Aim
Can you rewrite each of the rows below as a Markdown table with the columns "Row No." and "Entry", numbering every line and skipping any blank ones?

***** Records provided *****

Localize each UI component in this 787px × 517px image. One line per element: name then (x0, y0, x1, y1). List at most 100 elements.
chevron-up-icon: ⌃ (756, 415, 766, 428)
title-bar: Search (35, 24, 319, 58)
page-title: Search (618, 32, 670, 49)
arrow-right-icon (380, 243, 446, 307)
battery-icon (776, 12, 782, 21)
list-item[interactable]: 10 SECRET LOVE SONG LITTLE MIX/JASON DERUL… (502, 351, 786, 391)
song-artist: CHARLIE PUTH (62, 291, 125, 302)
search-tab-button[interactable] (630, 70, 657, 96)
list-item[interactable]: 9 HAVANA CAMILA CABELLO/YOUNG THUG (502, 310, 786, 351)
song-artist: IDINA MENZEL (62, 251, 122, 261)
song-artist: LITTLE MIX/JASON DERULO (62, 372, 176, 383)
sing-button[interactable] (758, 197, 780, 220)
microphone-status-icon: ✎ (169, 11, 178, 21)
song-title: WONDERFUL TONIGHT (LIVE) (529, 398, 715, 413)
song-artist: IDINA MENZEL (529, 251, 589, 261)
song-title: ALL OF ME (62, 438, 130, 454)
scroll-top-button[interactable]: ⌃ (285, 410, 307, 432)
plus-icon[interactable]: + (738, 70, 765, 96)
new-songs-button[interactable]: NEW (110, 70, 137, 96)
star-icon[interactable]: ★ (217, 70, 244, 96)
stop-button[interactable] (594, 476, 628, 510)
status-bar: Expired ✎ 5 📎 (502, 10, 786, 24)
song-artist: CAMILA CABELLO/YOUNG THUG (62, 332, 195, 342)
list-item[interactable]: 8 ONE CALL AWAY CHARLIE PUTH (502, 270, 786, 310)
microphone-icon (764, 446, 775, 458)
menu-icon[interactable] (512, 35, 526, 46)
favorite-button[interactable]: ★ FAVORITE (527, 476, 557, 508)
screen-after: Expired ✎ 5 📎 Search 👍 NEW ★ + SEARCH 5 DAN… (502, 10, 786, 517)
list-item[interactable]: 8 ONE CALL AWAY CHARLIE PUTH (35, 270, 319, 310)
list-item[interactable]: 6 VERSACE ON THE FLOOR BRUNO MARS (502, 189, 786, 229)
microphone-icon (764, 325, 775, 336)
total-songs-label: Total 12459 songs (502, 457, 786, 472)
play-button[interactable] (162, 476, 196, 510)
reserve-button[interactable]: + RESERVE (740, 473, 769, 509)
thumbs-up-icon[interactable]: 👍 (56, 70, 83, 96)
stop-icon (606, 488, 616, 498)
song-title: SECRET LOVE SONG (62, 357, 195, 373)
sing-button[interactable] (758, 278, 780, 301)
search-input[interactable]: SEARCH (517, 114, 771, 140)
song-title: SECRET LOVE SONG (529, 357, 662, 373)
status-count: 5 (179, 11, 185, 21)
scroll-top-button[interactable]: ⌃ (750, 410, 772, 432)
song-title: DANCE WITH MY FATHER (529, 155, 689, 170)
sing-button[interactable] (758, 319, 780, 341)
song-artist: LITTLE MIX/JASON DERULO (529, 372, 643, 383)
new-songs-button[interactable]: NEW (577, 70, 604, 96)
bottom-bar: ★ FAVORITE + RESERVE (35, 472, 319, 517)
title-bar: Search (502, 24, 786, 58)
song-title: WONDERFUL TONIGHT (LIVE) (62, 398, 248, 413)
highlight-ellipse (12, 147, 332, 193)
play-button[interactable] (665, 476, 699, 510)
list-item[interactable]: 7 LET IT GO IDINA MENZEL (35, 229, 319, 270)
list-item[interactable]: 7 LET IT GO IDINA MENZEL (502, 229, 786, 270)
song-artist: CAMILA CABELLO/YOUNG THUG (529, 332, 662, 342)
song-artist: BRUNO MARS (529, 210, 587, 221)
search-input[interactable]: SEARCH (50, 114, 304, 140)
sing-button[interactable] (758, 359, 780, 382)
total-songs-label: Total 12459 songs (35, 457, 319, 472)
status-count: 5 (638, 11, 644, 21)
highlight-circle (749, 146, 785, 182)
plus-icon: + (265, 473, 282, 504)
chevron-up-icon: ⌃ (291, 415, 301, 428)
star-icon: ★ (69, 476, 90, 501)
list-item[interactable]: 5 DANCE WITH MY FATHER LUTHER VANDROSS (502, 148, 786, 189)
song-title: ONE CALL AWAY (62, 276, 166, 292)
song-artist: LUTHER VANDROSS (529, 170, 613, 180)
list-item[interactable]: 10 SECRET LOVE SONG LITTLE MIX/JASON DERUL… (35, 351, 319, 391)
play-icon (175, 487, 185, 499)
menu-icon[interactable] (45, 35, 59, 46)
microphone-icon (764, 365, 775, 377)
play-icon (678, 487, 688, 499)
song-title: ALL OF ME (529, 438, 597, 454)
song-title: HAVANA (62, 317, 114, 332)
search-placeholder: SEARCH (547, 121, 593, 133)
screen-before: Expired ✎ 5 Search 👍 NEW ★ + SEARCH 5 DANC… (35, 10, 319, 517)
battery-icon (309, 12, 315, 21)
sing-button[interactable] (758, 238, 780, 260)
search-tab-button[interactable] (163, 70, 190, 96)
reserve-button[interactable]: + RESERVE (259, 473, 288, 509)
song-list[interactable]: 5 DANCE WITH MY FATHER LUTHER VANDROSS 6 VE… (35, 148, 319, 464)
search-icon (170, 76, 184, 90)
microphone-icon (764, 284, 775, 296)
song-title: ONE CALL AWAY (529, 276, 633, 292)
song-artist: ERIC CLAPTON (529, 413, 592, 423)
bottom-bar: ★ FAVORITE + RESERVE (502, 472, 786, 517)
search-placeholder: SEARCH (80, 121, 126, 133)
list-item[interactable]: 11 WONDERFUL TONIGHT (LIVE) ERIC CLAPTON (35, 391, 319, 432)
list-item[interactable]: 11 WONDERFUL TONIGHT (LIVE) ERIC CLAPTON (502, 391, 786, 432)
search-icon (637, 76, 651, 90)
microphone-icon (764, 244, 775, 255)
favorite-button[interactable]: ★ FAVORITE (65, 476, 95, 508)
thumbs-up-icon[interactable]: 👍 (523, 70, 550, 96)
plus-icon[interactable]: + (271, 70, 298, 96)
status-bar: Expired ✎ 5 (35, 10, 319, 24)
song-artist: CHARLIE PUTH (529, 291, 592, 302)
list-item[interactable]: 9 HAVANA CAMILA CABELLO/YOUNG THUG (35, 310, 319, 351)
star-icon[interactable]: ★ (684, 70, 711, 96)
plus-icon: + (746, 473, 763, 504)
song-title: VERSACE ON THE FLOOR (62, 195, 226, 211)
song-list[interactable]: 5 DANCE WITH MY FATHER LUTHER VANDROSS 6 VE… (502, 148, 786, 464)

*****

Solution for this problem
| Row No. | Entry |
|---|---|
| 1 | Localize each UI component in this 787px × 517px image. One line per element: name then (x0, y0, x1, y1). List at most 100 elements. |
| 2 | chevron-up-icon: ⌃ (756, 415, 766, 428) |
| 3 | title-bar: Search (35, 24, 319, 58) |
| 4 | page-title: Search (618, 32, 670, 49) |
| 5 | arrow-right-icon (380, 243, 446, 307) |
| 6 | battery-icon (776, 12, 782, 21) |
| 7 | list-item[interactable]: 10 SECRET LOVE SONG LITTLE MIX/JASON DERUL… (502, 351, 786, 391) |
| 8 | song-artist: CHARLIE PUTH (62, 291, 125, 302) |
| 9 | search-tab-button[interactable] (630, 70, 657, 96) |
| 10 | list-item[interactable]: 9 HAVANA CAMILA CABELLO/YOUNG THUG (502, 310, 786, 351) |
| 11 | song-artist: IDINA MENZEL (62, 251, 122, 261) |
| 12 | song-artist: LITTLE MIX/JASON DERULO (62, 372, 176, 383) |
| 13 | sing-button[interactable] (758, 197, 780, 220) |
| 14 | microphone-status-icon: ✎ (169, 11, 178, 21) |
| 15 | song-title: WONDERFUL TONIGHT (LIVE) (529, 398, 715, 413) |
| 16 | song-artist: IDINA MENZEL (529, 251, 589, 261) |
| 17 | song-title: ALL OF ME (62, 438, 130, 454) |
| 18 | scroll-top-button[interactable]: ⌃ (285, 410, 307, 432) |
| 19 | plus-icon[interactable]: + (738, 70, 765, 96) |
| 20 | new-songs-button[interactable]: NEW (110, 70, 137, 96) |
| 21 | star-icon[interactable]: ★ (217, 70, 244, 96) |
| 22 | stop-button[interactable] (594, 476, 628, 510) |
| 23 | status-bar: Expired ✎ 5 📎 (502, 10, 786, 24) |
| 24 | song-artist: CAMILA CABELLO/YOUNG THUG (62, 332, 195, 342) |
| 25 | list-item[interactable]: 8 ONE CALL AWAY CHARLIE PUTH (502, 270, 786, 310) |
| 26 | microphone-icon (764, 446, 775, 458) |
| 27 | menu-icon[interactable] (512, 35, 526, 46) |
| 28 | favorite-button[interactable]: ★ FAVORITE (527, 476, 557, 508) |
| 29 | screen-after: Expired ✎ 5 📎 Search 👍 NEW ★ + SEARCH 5 DAN… (502, 10, 786, 517) |
| 30 | list-item[interactable]: 8 ONE CALL AWAY CHARLIE PUTH (35, 270, 319, 310) |
| 31 | list-item[interactable]: 6 VERSACE ON THE FLOOR BRUNO MARS (502, 189, 786, 229) |
| 32 | microphone-icon (764, 325, 775, 336) |
| 33 | total-songs-label: Total 12459 songs (502, 457, 786, 472) |
| 34 | play-button[interactable] (162, 476, 196, 510) |
| 35 | reserve-button[interactable]: + RESERVE (740, 473, 769, 509) |
| 36 | thumbs-up-icon[interactable]: 👍 (56, 70, 83, 96) |
| 37 | stop-icon (606, 488, 616, 498) |
| 38 | song-title: SECRET LOVE SONG (62, 357, 195, 373) |
| 39 | sing-button[interactable] (758, 278, 780, 301) |
| 40 | search-input[interactable]: SEARCH (517, 114, 771, 140) |
| 41 | song-title: SECRET LOVE SONG (529, 357, 662, 373) |
| 42 | status-count: 5 (179, 11, 185, 21) |
| 43 | scroll-top-button[interactable]: ⌃ (750, 410, 772, 432) |
| 44 | song-title: DANCE WITH MY FATHER (529, 155, 689, 170) |
| 45 | sing-button[interactable] (758, 319, 780, 341) |
| 46 | song-artist: LITTLE MIX/JASON DERULO (529, 372, 643, 383) |
| 47 | new-songs-button[interactable]: NEW (577, 70, 604, 96) |
| 48 | bottom-bar: ★ FAVORITE + RESERVE (35, 472, 319, 517) |
| 49 | title-bar: Search (502, 24, 786, 58) |
| 50 | song-title: WONDERFUL TONIGHT (LIVE) (62, 398, 248, 413) |
| 51 | highlight-ellipse (12, 147, 332, 193) |
| 52 | play-button[interactable] (665, 476, 699, 510) |
| 53 | list-item[interactable]: 7 LET IT GO IDINA MENZEL (35, 229, 319, 270) |
| 54 | list-item[interactable]: 7 LET IT GO IDINA MENZEL (502, 229, 786, 270) |
| 55 | song-artist: CAMILA CABELLO/YOUNG THUG (529, 332, 662, 342) |
| 56 | song-artist: BRUNO MARS (529, 210, 587, 221) |
| 57 | search-input[interactable]: SEARCH (50, 114, 304, 140) |
| 58 | sing-button[interactable] (758, 359, 780, 382) |
| 59 | total-songs-label: Total 12459 songs (35, 457, 319, 472) |
| 60 | status-count: 5 (638, 11, 644, 21) |
| 61 | highlight-circle (749, 146, 785, 182) |
| 62 | plus-icon: + (265, 473, 282, 504) |
| 63 | chevron-up-icon: ⌃ (291, 415, 301, 428) |
| 64 | star-icon: ★ (69, 476, 90, 501) |
| 65 | list-item[interactable]: 5 DANCE WITH MY FATHER LUTHER VANDROSS (502, 148, 786, 189) |
| 66 | song-title: ONE CALL AWAY (62, 276, 166, 292) |
| 67 | song-artist: LUTHER VANDROSS (529, 170, 613, 180) |
| 68 | list-item[interactable]: 10 SECRET LOVE SONG LITTLE MIX/JASON DERUL… (35, 351, 319, 391) |
| 69 | play-icon (175, 487, 185, 499) |
| 70 | menu-icon[interactable] (45, 35, 59, 46) |
| 71 | microphone-icon (764, 365, 775, 377) |
| 72 | play-icon (678, 487, 688, 499) |
| 73 | song-title: ALL OF ME (529, 438, 597, 454) |
| 74 | song-title: HAVANA (62, 317, 114, 332) |
| 75 | search-placeholder: SEARCH (547, 121, 593, 133) |
| 76 | screen-before: Expired ✎ 5 Search 👍 NEW ★ + SEARCH 5 DANC… (35, 10, 319, 517) |
| 77 | battery-icon (309, 12, 315, 21) |
| 78 | sing-button[interactable] (758, 238, 780, 260) |
| 79 | search-tab-button[interactable] (163, 70, 190, 96) |
| 80 | reserve-button[interactable]: + RESERVE (259, 473, 288, 509) |
| 81 | song-list[interactable]: 5 DANCE WITH MY FATHER LUTHER VANDROSS 6 VE… (35, 148, 319, 464) |
| 82 | search-icon (170, 76, 184, 90) |
| 83 | microphone-icon (764, 284, 775, 296) |
| 84 | song-title: ONE CALL AWAY (529, 276, 633, 292) |
| 85 | song-artist: ERIC CLAPTON (529, 413, 592, 423) |
| 86 | bottom-bar: ★ FAVORITE + RESERVE (502, 472, 786, 517) |
| 87 | search-placeholder: SEARCH (80, 121, 126, 133) |
| 88 | list-item[interactable]: 11 WONDERFUL TONIGHT (LIVE) ERIC CLAPTON (35, 391, 319, 432) |
| 89 | list-item[interactable]: 11 WONDERFUL TONIGHT (LIVE) ERIC CLAPTON (502, 391, 786, 432) |
| 90 | search-icon (637, 76, 651, 90) |
| 91 | microphone-icon (764, 244, 775, 255) |
| 92 | favorite-button[interactable]: ★ FAVORITE (65, 476, 95, 508) |
| 93 | thumbs-up-icon[interactable]: 👍 (523, 70, 550, 96) |
| 94 | plus-icon[interactable]: + (271, 70, 298, 96) |
| 95 | status-bar: Expired ✎ 5 (35, 10, 319, 24) |
| 96 | song-artist: CHARLIE PUTH (529, 291, 592, 302) |
| 97 | list-item[interactable]: 9 HAVANA CAMILA CABELLO/YOUNG THUG (35, 310, 319, 351) |
| 98 | star-icon[interactable]: ★ (684, 70, 711, 96) |
| 99 | plus-icon: + (746, 473, 763, 504) |
| 100 | song-title: VERSACE ON THE FLOOR (62, 195, 226, 211) |
| 101 | song-list[interactable]: 5 DANCE WITH MY FATHER LUTHER VANDROSS 6 VE… (502, 148, 786, 464) |